— SHORT PROBLEM —
Pictures aside, write out every record exactly as it appears.

(Entries from a visual dataset)
↓

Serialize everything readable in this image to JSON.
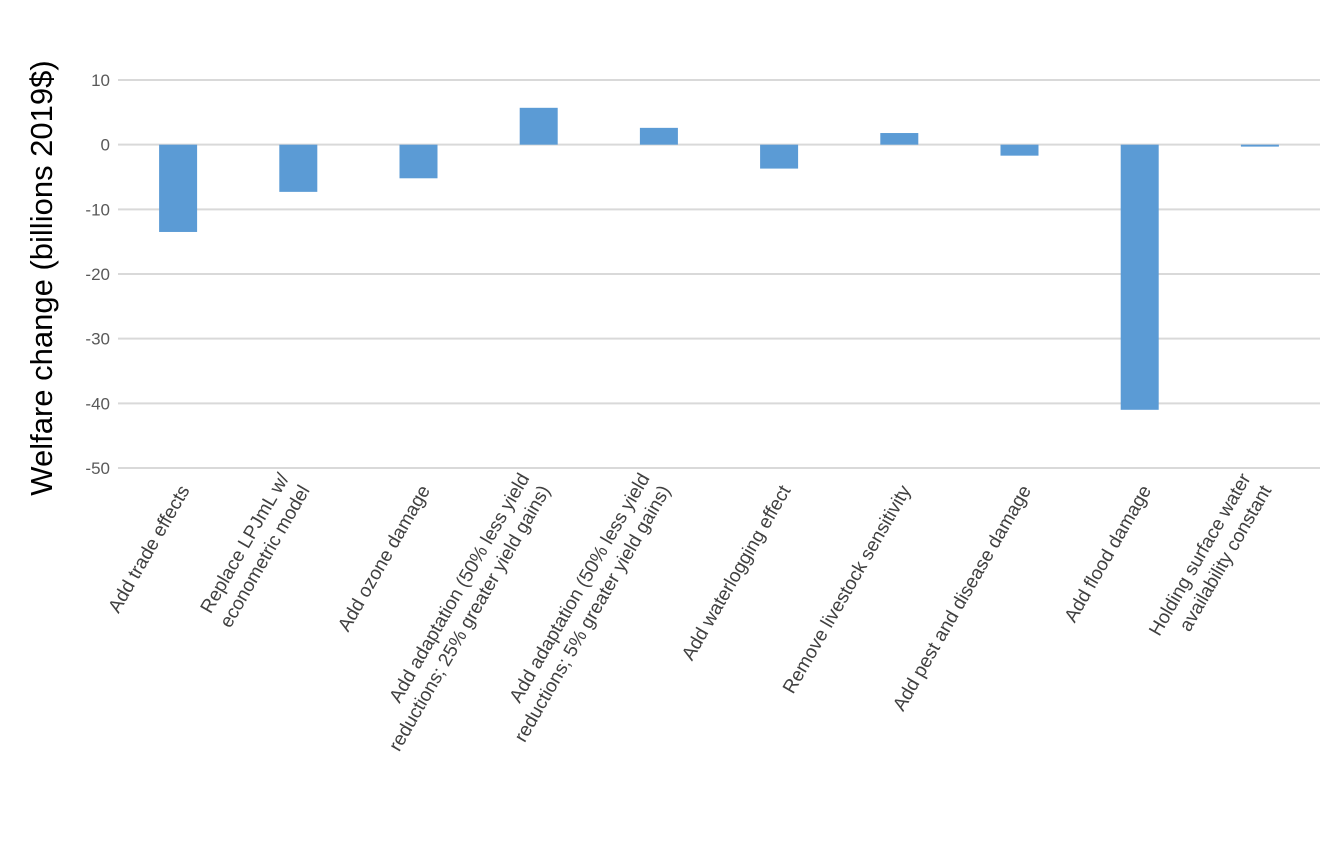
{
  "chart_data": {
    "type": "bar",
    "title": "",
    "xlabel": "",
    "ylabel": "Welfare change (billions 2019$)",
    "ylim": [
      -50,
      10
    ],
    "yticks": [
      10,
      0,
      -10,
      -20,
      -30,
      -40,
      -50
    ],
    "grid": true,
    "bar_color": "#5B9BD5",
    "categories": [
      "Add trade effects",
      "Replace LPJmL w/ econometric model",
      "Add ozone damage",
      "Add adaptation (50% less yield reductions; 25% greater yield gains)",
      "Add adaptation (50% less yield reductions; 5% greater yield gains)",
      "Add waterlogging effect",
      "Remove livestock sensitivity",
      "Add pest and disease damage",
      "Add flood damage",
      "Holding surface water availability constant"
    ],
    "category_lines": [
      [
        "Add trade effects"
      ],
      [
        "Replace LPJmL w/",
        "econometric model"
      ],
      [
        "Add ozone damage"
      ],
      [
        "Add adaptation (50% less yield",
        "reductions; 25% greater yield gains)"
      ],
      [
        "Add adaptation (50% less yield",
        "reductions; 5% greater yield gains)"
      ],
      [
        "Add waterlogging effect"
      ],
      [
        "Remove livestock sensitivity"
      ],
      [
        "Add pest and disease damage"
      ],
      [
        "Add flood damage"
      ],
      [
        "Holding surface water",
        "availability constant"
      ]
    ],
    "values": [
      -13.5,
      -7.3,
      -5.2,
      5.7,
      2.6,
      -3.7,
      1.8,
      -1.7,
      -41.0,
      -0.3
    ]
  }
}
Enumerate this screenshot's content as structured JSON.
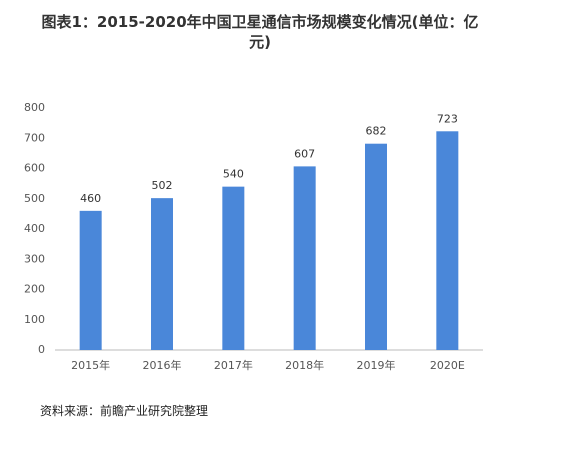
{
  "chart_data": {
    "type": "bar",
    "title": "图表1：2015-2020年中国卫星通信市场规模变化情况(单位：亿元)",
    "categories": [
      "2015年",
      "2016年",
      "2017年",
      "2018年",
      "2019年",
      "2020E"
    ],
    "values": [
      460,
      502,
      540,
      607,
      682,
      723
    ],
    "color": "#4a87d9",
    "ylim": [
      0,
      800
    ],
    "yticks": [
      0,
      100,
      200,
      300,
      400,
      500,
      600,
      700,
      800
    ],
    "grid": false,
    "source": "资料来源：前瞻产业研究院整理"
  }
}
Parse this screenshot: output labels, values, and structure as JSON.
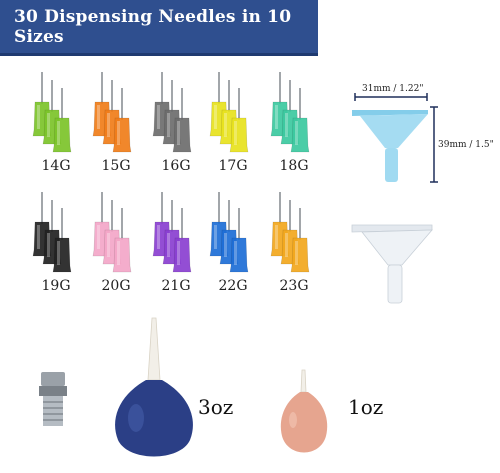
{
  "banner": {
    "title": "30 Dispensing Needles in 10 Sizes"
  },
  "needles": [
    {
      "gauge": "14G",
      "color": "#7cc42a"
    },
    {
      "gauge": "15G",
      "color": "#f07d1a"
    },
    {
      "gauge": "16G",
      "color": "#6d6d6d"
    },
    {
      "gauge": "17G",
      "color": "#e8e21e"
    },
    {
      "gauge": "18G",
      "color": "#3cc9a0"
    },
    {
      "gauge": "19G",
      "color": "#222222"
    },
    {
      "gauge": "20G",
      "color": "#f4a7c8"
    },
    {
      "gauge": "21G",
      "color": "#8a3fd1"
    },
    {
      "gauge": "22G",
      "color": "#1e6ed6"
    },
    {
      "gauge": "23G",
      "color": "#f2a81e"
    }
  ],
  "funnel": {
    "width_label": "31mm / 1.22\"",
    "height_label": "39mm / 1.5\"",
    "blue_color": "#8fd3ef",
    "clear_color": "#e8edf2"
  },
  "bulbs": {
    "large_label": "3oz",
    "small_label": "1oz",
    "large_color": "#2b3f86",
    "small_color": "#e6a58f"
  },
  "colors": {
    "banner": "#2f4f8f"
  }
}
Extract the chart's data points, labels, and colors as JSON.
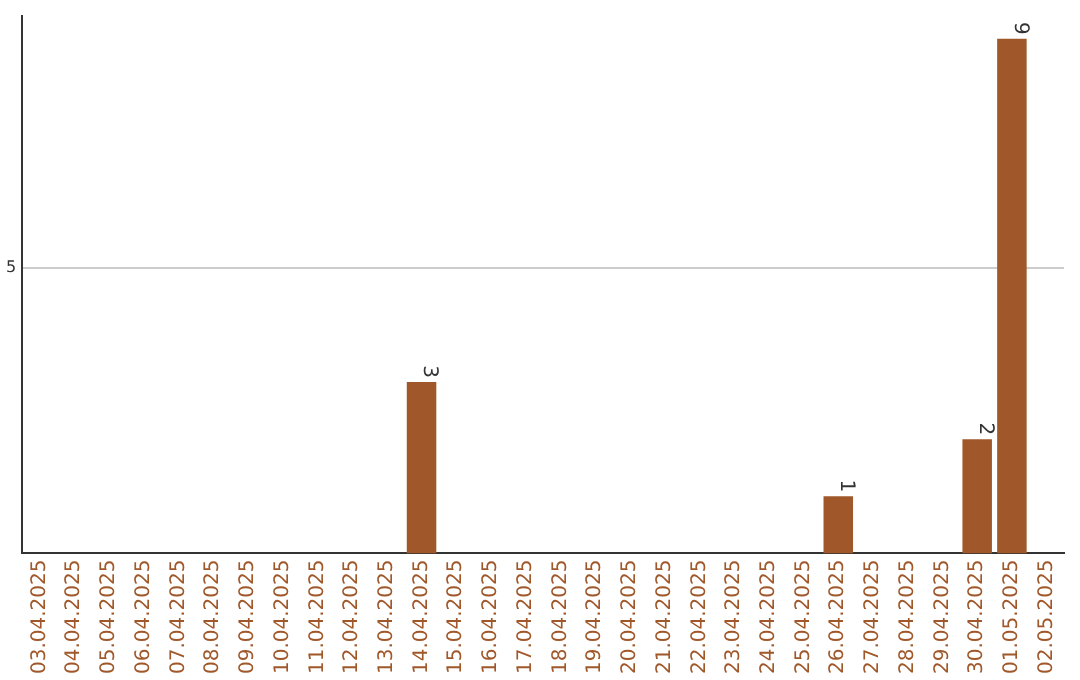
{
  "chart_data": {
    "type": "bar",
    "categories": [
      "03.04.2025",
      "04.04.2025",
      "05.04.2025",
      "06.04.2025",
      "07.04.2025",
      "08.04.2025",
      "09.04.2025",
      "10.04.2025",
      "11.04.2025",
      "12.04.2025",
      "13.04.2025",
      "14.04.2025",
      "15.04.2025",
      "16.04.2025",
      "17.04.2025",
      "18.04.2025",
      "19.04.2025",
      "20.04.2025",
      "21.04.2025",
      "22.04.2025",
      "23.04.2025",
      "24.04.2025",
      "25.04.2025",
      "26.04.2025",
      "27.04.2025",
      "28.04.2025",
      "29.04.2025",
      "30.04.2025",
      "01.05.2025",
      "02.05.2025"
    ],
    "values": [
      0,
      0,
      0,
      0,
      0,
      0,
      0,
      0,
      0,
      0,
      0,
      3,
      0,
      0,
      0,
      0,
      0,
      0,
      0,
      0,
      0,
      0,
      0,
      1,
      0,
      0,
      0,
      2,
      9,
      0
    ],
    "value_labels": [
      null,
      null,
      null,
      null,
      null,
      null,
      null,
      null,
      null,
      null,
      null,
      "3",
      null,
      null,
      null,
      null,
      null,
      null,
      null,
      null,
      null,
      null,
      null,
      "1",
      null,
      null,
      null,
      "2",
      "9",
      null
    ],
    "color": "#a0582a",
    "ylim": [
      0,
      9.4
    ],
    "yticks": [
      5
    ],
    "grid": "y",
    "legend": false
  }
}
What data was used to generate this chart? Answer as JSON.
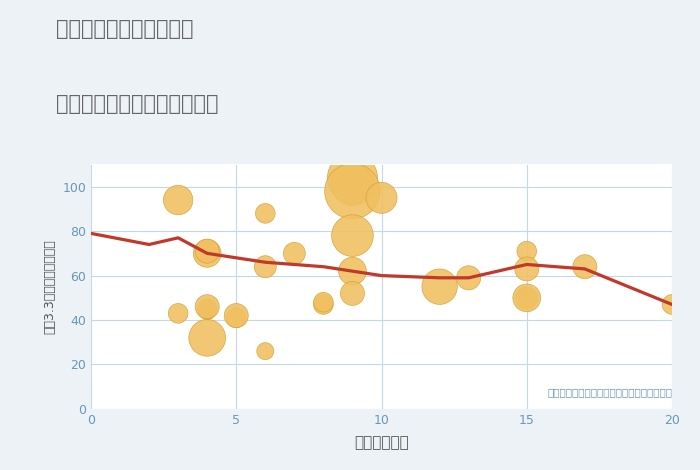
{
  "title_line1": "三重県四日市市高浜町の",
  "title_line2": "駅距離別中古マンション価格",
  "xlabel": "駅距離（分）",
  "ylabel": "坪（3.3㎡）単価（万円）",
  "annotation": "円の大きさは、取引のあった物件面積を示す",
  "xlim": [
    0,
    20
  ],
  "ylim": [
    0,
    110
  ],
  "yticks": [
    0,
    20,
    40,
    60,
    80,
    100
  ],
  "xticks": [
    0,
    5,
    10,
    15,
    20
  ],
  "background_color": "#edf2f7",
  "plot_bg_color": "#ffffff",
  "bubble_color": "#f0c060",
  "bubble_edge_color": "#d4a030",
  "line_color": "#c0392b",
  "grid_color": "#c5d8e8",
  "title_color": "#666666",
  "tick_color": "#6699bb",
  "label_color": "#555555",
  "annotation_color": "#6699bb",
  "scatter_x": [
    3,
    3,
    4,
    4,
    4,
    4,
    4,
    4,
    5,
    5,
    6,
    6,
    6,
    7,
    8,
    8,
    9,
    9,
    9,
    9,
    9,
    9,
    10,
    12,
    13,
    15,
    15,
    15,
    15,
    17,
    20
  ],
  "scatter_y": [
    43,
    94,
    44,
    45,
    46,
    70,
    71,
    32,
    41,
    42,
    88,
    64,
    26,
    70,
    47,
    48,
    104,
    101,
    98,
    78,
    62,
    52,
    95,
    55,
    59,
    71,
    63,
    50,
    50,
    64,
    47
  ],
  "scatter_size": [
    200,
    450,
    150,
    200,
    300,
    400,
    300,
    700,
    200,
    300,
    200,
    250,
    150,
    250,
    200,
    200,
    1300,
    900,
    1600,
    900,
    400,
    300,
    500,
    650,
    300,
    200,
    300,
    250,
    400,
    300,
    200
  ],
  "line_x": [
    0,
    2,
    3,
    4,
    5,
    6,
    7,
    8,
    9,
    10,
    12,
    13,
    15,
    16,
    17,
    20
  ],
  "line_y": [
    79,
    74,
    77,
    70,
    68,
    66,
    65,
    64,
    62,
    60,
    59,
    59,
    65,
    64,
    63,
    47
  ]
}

↑

— EXERCISE ANSWER —
Serialize everything readable in this image to JSON.
{
  "chart_data": {
    "type": "bar",
    "title": "",
    "xlabel": "",
    "ylabel": "Welfare change (billions 2019$)",
    "ylim": [
      -50,
      10
    ],
    "yticks": [
      10,
      0,
      -10,
      -20,
      -30,
      -40,
      -50
    ],
    "grid": true,
    "bar_color": "#5B9BD5",
    "categories": [
      "Add trade effects",
      "Replace LPJmL w/ econometric model",
      "Add ozone damage",
      "Add adaptation (50% less yield reductions; 25% greater yield gains)",
      "Add adaptation (50% less yield reductions; 5% greater yield gains)",
      "Add waterlogging effect",
      "Remove livestock sensitivity",
      "Add pest and disease damage",
      "Add flood damage",
      "Holding surface water availability constant"
    ],
    "category_lines": [
      [
        "Add trade effects"
      ],
      [
        "Replace LPJmL w/",
        "econometric model"
      ],
      [
        "Add ozone damage"
      ],
      [
        "Add adaptation (50% less yield",
        "reductions; 25% greater yield gains)"
      ],
      [
        "Add adaptation (50% less yield",
        "reductions; 5% greater yield gains)"
      ],
      [
        "Add waterlogging effect"
      ],
      [
        "Remove livestock sensitivity"
      ],
      [
        "Add pest and disease damage"
      ],
      [
        "Add flood damage"
      ],
      [
        "Holding surface water",
        "availability constant"
      ]
    ],
    "values": [
      -13.5,
      -7.3,
      -5.2,
      5.7,
      2.6,
      -3.7,
      1.8,
      -1.7,
      -41.0,
      -0.3
    ]
  }
}
Enumerate this screenshot's content as structured JSON.
{
  "chart_data": {
    "type": "bar",
    "title": "图表1：2015-2020年中国卫星通信市场规模变化情况(单位：亿元)",
    "categories": [
      "2015年",
      "2016年",
      "2017年",
      "2018年",
      "2019年",
      "2020E"
    ],
    "values": [
      460,
      502,
      540,
      607,
      682,
      723
    ],
    "color": "#4a87d9",
    "ylim": [
      0,
      800
    ],
    "yticks": [
      0,
      100,
      200,
      300,
      400,
      500,
      600,
      700,
      800
    ],
    "grid": false,
    "source": "资料来源：前瞻产业研究院整理"
  }
}
Parse this screenshot: output labels, values, and structure as JSON.
{
  "banner": {
    "title": "30 Dispensing Needles in 10 Sizes"
  },
  "needles": [
    {
      "gauge": "14G",
      "color": "#7cc42a"
    },
    {
      "gauge": "15G",
      "color": "#f07d1a"
    },
    {
      "gauge": "16G",
      "color": "#6d6d6d"
    },
    {
      "gauge": "17G",
      "color": "#e8e21e"
    },
    {
      "gauge": "18G",
      "color": "#3cc9a0"
    },
    {
      "gauge": "19G",
      "color": "#222222"
    },
    {
      "gauge": "20G",
      "color": "#f4a7c8"
    },
    {
      "gauge": "21G",
      "color": "#8a3fd1"
    },
    {
      "gauge": "22G",
      "color": "#1e6ed6"
    },
    {
      "gauge": "23G",
      "color": "#f2a81e"
    }
  ],
  "funnel": {
    "width_label": "31mm / 1.22\"",
    "height_label": "39mm / 1.5\"",
    "blue_color": "#8fd3ef",
    "clear_color": "#e8edf2"
  },
  "bulbs": {
    "large_label": "3oz",
    "small_label": "1oz",
    "large_color": "#2b3f86",
    "small_color": "#e6a58f"
  },
  "colors": {
    "banner": "#2f4f8f"
  }
}
Extract the chart's data points, labels, and colors as JSON.
{
  "chart_data": {
    "type": "bar",
    "categories": [
      "03.04.2025",
      "04.04.2025",
      "05.04.2025",
      "06.04.2025",
      "07.04.2025",
      "08.04.2025",
      "09.04.2025",
      "10.04.2025",
      "11.04.2025",
      "12.04.2025",
      "13.04.2025",
      "14.04.2025",
      "15.04.2025",
      "16.04.2025",
      "17.04.2025",
      "18.04.2025",
      "19.04.2025",
      "20.04.2025",
      "21.04.2025",
      "22.04.2025",
      "23.04.2025",
      "24.04.2025",
      "25.04.2025",
      "26.04.2025",
      "27.04.2025",
      "28.04.2025",
      "29.04.2025",
      "30.04.2025",
      "01.05.2025",
      "02.05.2025"
    ],
    "values": [
      0,
      0,
      0,
      0,
      0,
      0,
      0,
      0,
      0,
      0,
      0,
      3,
      0,
      0,
      0,
      0,
      0,
      0,
      0,
      0,
      0,
      0,
      0,
      1,
      0,
      0,
      0,
      2,
      9,
      0
    ],
    "value_labels": [
      null,
      null,
      null,
      null,
      null,
      null,
      null,
      null,
      null,
      null,
      null,
      "3",
      null,
      null,
      null,
      null,
      null,
      null,
      null,
      null,
      null,
      null,
      null,
      "1",
      null,
      null,
      null,
      "2",
      "9",
      null
    ],
    "color": "#a0582a",
    "ylim": [
      0,
      9.4
    ],
    "yticks": [
      5
    ],
    "grid": "y",
    "legend": false
  }
}
What data was used to generate this chart? Answer as JSON.
{
  "title_line1": "三重県四日市市高浜町の",
  "title_line2": "駅距離別中古マンション価格",
  "xlabel": "駅距離（分）",
  "ylabel": "坪（3.3㎡）単価（万円）",
  "annotation": "円の大きさは、取引のあった物件面積を示す",
  "xlim": [
    0,
    20
  ],
  "ylim": [
    0,
    110
  ],
  "yticks": [
    0,
    20,
    40,
    60,
    80,
    100
  ],
  "xticks": [
    0,
    5,
    10,
    15,
    20
  ],
  "background_color": "#edf2f7",
  "plot_bg_color": "#ffffff",
  "bubble_color": "#f0c060",
  "bubble_edge_color": "#d4a030",
  "line_color": "#c0392b",
  "grid_color": "#c5d8e8",
  "title_color": "#666666",
  "tick_color": "#6699bb",
  "label_color": "#555555",
  "annotation_color": "#6699bb",
  "scatter_x": [
    3,
    3,
    4,
    4,
    4,
    4,
    4,
    4,
    5,
    5,
    6,
    6,
    6,
    7,
    8,
    8,
    9,
    9,
    9,
    9,
    9,
    9,
    10,
    12,
    13,
    15,
    15,
    15,
    15,
    17,
    20
  ],
  "scatter_y": [
    43,
    94,
    44,
    45,
    46,
    70,
    71,
    32,
    41,
    42,
    88,
    64,
    26,
    70,
    47,
    48,
    104,
    101,
    98,
    78,
    62,
    52,
    95,
    55,
    59,
    71,
    63,
    50,
    50,
    64,
    47
  ],
  "scatter_size": [
    200,
    450,
    150,
    200,
    300,
    400,
    300,
    700,
    200,
    300,
    200,
    250,
    150,
    250,
    200,
    200,
    1300,
    900,
    1600,
    900,
    400,
    300,
    500,
    650,
    300,
    200,
    300,
    250,
    400,
    300,
    200
  ],
  "line_x": [
    0,
    2,
    3,
    4,
    5,
    6,
    7,
    8,
    9,
    10,
    12,
    13,
    15,
    16,
    17,
    20
  ],
  "line_y": [
    79,
    74,
    77,
    70,
    68,
    66,
    65,
    64,
    62,
    60,
    59,
    59,
    65,
    64,
    63,
    47
  ]
}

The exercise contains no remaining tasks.